• _Directions for this task_
Copy the New York antisemitism article from "On day one, the" up to and including "Spencer Platt/Getty Images)", substituting "City Hall Park" for "Grand Army Plaza".

New York is facing a surge in antisemitism, and the numbers are impossible to ignore.

According to the NYPD, antisemitic hate crimes jumped 183% last month. There were 31 reported attacks against Jews in January alone, compared with just 11 during the same month last year. These are not abstract figures. They represent real victims, shaken families, and communities living with fear.

This crisis is magnified by a simple fact. New York is home to more than one million Jews, the largest Jewish population anywhere outside Israel. What happens here sets the tone for the rest of the country. If Jews are not safe in New York, where are they safe?

This surge did not happen in isolation. It followed a series of deliberate decisions by Mayor Zohran Mamdani that weakened the city’s defenses against antisemitism.

On day one, the mayor repealed key executive orders enacted under Mayor Eric Adams, including New York City’s adoption of the International Holocaust Remembrance Alliance definition of antisemitism, the global standard for identifying modern anti-Jewish hatred.

mmediately upon his inauguration, New York City Mayor Zohran Mamdani signed executive orders revoking a number of executive orders, including some related to Israel. At Grand Army Plaza in Brooklyn on January 2, 2026, in New York City.
mmediately upon his inauguration, New York City Mayor Zohran Mamdani signed executive orders revoking a number of executive orders, including some related to Israel. At Grand Army Plaza in Brooklyn on January 2, 2026, in New York City. (credit: Spencer Platt/Getty Images)

He also lifted restrictions on threatening demonstrations near synagogues and Jewish institutions, effectively allowing intimidation to take place at the doors of houses of worship.

• _Given material_

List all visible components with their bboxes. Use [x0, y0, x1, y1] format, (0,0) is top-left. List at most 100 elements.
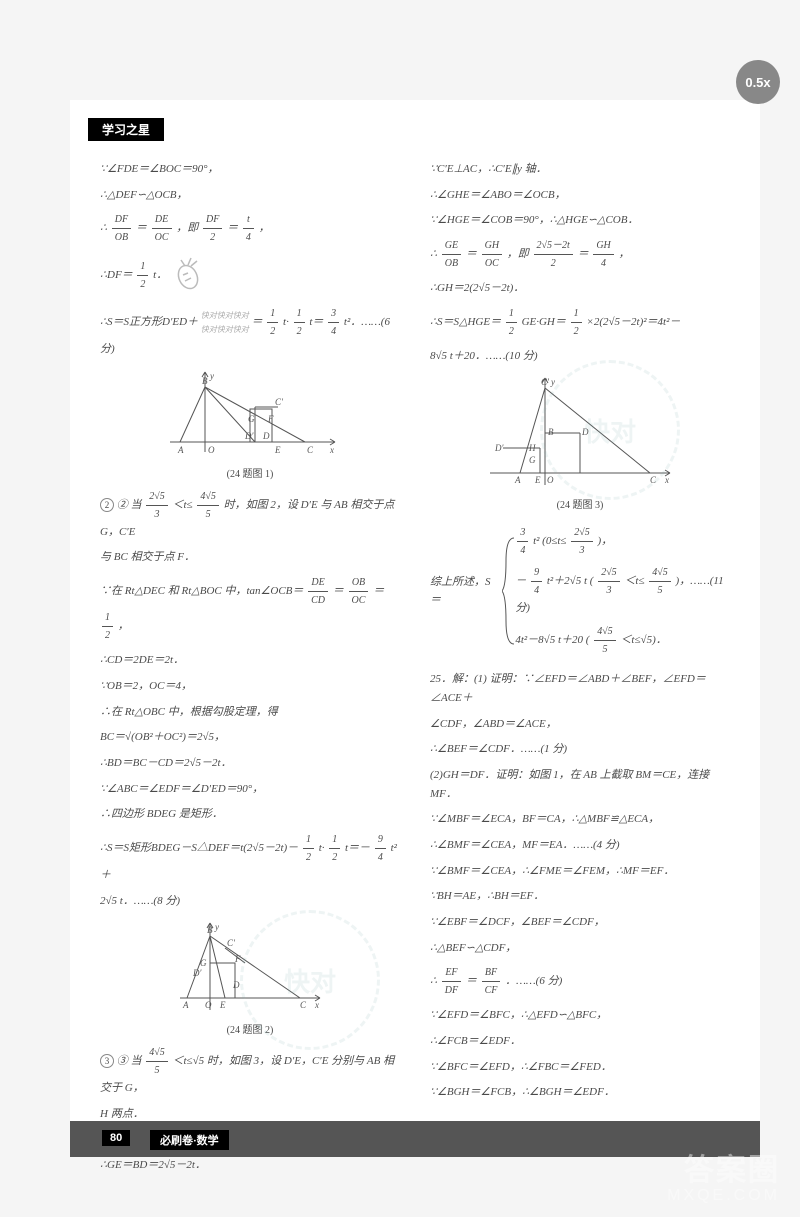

• _Complete output_
On day one, the mayor repealed key executive orders enacted under Mayor Eric Adams, including New York City’s adoption of the International Holocaust Remembrance Alliance definition of antisemitism, the global standard for identifying modern anti-Jewish hatred.

mmediately upon his inauguration, New York City Mayor Zohran Mamdani signed executive orders revoking a number of executive orders, including some related to Israel. At City Hall Park in Brooklyn on January 2, 2026, in New York City.
mmediately upon his inauguration, New York City Mayor Zohran Mamdani signed executive orders revoking a number of executive orders, including some related to Israel. At City Hall Park in Brooklyn on January 2, 2026, in New York City. (credit: Spencer Platt/Getty Images)